Requirements -
Copy out, exactly as written, only the line containing "Type out the text in this image." and the lines after it through the end of the records.

Stored records:
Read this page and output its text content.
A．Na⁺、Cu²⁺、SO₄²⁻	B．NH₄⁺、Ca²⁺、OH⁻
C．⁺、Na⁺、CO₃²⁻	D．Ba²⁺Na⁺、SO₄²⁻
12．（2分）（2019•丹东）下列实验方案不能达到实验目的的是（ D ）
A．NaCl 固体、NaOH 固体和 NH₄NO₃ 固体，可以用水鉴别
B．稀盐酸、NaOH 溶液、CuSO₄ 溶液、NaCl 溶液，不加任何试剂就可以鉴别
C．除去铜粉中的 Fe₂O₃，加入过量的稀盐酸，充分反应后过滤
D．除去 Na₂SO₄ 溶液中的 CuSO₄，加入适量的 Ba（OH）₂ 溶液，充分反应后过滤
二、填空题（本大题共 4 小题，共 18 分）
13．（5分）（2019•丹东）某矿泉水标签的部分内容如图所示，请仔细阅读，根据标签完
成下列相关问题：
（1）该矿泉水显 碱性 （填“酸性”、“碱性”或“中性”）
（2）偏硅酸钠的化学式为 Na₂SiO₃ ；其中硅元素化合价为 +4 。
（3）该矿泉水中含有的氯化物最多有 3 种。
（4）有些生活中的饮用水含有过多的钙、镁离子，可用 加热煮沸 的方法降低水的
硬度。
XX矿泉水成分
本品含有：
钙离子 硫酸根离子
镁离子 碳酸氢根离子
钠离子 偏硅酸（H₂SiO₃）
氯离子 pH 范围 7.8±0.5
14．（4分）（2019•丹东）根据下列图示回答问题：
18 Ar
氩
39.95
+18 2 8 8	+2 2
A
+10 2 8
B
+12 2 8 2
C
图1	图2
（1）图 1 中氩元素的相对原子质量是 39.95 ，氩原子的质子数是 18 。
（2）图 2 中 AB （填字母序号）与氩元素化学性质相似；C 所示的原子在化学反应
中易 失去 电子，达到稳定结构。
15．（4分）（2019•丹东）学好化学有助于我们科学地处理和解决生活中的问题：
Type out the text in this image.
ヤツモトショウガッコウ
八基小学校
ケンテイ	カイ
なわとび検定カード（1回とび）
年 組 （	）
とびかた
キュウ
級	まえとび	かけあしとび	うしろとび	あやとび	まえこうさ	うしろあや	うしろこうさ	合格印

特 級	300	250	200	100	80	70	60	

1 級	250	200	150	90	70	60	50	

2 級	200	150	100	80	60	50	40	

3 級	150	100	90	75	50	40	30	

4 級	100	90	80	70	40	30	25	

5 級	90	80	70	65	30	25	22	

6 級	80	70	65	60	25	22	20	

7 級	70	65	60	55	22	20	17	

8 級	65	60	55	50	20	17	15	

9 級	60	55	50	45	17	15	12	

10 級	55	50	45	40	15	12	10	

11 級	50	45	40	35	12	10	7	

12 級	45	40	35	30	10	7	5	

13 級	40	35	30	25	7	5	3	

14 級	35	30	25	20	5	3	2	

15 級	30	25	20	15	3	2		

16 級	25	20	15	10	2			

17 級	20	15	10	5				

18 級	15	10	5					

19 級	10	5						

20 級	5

Finished task -
Type out the text in this image.
ヤツモトショウガッコウ
八基小学校
ケンテイ	カイ
なわとび検定カード（1回とび）
年 組 （	）
とびかた
キュウ
級	まえとび	かけあしとび	うしろとび	あやとび	まえこうさ	うしろあや	うしろこうさ	合格印

特 級	300	250	200	100	80	70	60	

1 級	250	200	150	90	70	60	50	

2 級	200	150	100	80	60	50	40	

3 級	150	100	90	75	50	40	30	

4 級	100	90	80	70	40	30	25	

5 級	90	80	70	65	30	25	22	

6 級	80	70	65	60	25	22	20	

7 級	70	65	60	55	22	20	17	

8 級	65	60	55	50	20	17	15	

9 級	60	55	50	45	17	15	12	

10 級	55	50	45	40	15	12	10	

11 級	50	45	40	35	12	10	7	

12 級	45	40	35	30	10	7	5	

13 級	40	35	30	25	7	5	3	

14 級	35	30	25	20	5	3	2	

15 級	30	25	20	15	3	2		

16 級	25	20	15	10	2			

17 級	20	15	10	5				

18 級	15	10	5					

19 級	10	5						

20 級	5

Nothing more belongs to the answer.